**Goal**: Repeat the data verbatim.
:: Records for the exercise ::
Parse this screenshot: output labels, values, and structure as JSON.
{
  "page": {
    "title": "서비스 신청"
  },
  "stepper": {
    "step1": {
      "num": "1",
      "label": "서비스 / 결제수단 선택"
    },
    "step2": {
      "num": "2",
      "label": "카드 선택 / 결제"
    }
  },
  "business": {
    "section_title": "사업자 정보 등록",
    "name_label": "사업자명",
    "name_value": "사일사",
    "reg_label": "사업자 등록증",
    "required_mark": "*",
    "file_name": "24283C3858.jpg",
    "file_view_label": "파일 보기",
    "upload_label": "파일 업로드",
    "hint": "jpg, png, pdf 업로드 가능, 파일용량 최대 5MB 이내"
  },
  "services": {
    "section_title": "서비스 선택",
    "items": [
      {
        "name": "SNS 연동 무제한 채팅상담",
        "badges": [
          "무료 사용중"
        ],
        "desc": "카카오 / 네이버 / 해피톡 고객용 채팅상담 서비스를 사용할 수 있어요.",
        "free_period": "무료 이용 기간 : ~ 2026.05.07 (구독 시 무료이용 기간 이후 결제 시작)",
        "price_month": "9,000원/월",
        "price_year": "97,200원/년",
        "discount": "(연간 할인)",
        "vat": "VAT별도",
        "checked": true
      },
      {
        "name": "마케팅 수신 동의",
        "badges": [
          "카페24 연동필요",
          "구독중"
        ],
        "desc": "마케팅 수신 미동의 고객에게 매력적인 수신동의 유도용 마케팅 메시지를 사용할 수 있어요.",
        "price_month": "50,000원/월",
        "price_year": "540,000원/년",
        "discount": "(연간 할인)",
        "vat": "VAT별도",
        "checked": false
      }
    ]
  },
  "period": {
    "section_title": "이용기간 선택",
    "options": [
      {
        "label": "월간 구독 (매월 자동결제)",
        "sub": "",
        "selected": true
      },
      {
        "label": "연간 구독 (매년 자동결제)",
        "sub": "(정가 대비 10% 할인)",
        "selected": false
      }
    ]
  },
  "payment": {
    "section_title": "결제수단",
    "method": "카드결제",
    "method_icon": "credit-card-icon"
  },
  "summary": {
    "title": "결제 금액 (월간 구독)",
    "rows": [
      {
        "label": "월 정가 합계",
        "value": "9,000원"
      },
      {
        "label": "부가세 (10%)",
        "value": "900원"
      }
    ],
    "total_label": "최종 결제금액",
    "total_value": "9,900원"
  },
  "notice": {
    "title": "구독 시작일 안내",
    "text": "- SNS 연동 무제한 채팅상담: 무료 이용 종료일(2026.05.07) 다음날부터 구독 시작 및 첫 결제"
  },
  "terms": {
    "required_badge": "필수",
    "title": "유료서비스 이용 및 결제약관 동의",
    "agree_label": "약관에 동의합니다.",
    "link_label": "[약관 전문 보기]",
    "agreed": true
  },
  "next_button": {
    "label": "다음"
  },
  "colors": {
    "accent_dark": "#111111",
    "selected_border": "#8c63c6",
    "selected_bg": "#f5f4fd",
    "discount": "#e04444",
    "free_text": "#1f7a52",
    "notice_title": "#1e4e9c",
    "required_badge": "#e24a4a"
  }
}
:::
**Result of the task**:
Parse this screenshot: output labels, values, and structure as JSON.
{
  "page": {
    "title": "서비스 신청"
  },
  "stepper": {
    "step1": {
      "num": "1",
      "label": "서비스 / 결제수단 선택"
    },
    "step2": {
      "num": "2",
      "label": "카드 선택 / 결제"
    }
  },
  "business": {
    "section_title": "사업자 정보 등록",
    "name_label": "사업자명",
    "name_value": "사일사",
    "reg_label": "사업자 등록증",
    "required_mark": "*",
    "file_name": "24283C3858.jpg",
    "file_view_label": "파일 보기",
    "upload_label": "파일 업로드",
    "hint": "jpg, png, pdf 업로드 가능, 파일용량 최대 5MB 이내"
  },
  "services": {
    "section_title": "서비스 선택",
    "items": [
      {
        "name": "SNS 연동 무제한 채팅상담",
        "badges": [
          "무료 사용중"
        ],
        "desc": "카카오 / 네이버 / 해피톡 고객용 채팅상담 서비스를 사용할 수 있어요.",
        "free_period": "무료 이용 기간 : ~ 2026.05.07 (구독 시 무료이용 기간 이후 결제 시작)",
        "price_month": "9,000원/월",
        "price_year": "97,200원/년",
        "discount": "(연간 할인)",
        "vat": "VAT별도",
        "checked": true
      },
      {
        "name": "마케팅 수신 동의",
        "badges": [
          "카페24 연동필요",
          "구독중"
        ],
        "desc": "마케팅 수신 미동의 고객에게 매력적인 수신동의 유도용 마케팅 메시지를 사용할 수 있어요.",
        "price_month": "50,000원/월",
        "price_year": "540,000원/년",
        "discount": "(연간 할인)",
        "vat": "VAT별도",
        "checked": false
      }
    ]
  },
  "period": {
    "section_title": "이용기간 선택",
    "options": [
      {
        "label": "월간 구독 (매월 자동결제)",
        "sub": "",
        "selected": true
      },
      {
        "label": "연간 구독 (매년 자동결제)",
        "sub": "(정가 대비 10% 할인)",
        "selected": false
      }
    ]
  },
  "payment": {
    "section_title": "결제수단",
    "method": "카드결제",
    "method_icon": "credit-card-icon"
  },
  "summary": {
    "title": "결제 금액 (월간 구독)",
    "rows": [
      {
        "label": "월 정가 합계",
        "value": "9,000원"
      },
      {
        "label": "부가세 (10%)",
        "value": "900원"
      }
    ],
    "total_label": "최종 결제금액",
    "total_value": "9,900원"
  },
  "notice": {
    "title": "구독 시작일 안내",
    "text": "- SNS 연동 무제한 채팅상담: 무료 이용 종료일(2026.05.07) 다음날부터 구독 시작 및 첫 결제"
  },
  "terms": {
    "required_badge": "필수",
    "title": "유료서비스 이용 및 결제약관 동의",
    "agree_label": "약관에 동의합니다.",
    "link_label": "[약관 전문 보기]",
    "agreed": true
  },
  "next_button": {
    "label": "다음"
  },
  "colors": {
    "accent_dark": "#111111",
    "selected_border": "#8c63c6",
    "selected_bg": "#f5f4fd",
    "discount": "#e04444",
    "free_text": "#1f7a52",
    "notice_title": "#1e4e9c",
    "required_badge": "#e24a4a"
  }
}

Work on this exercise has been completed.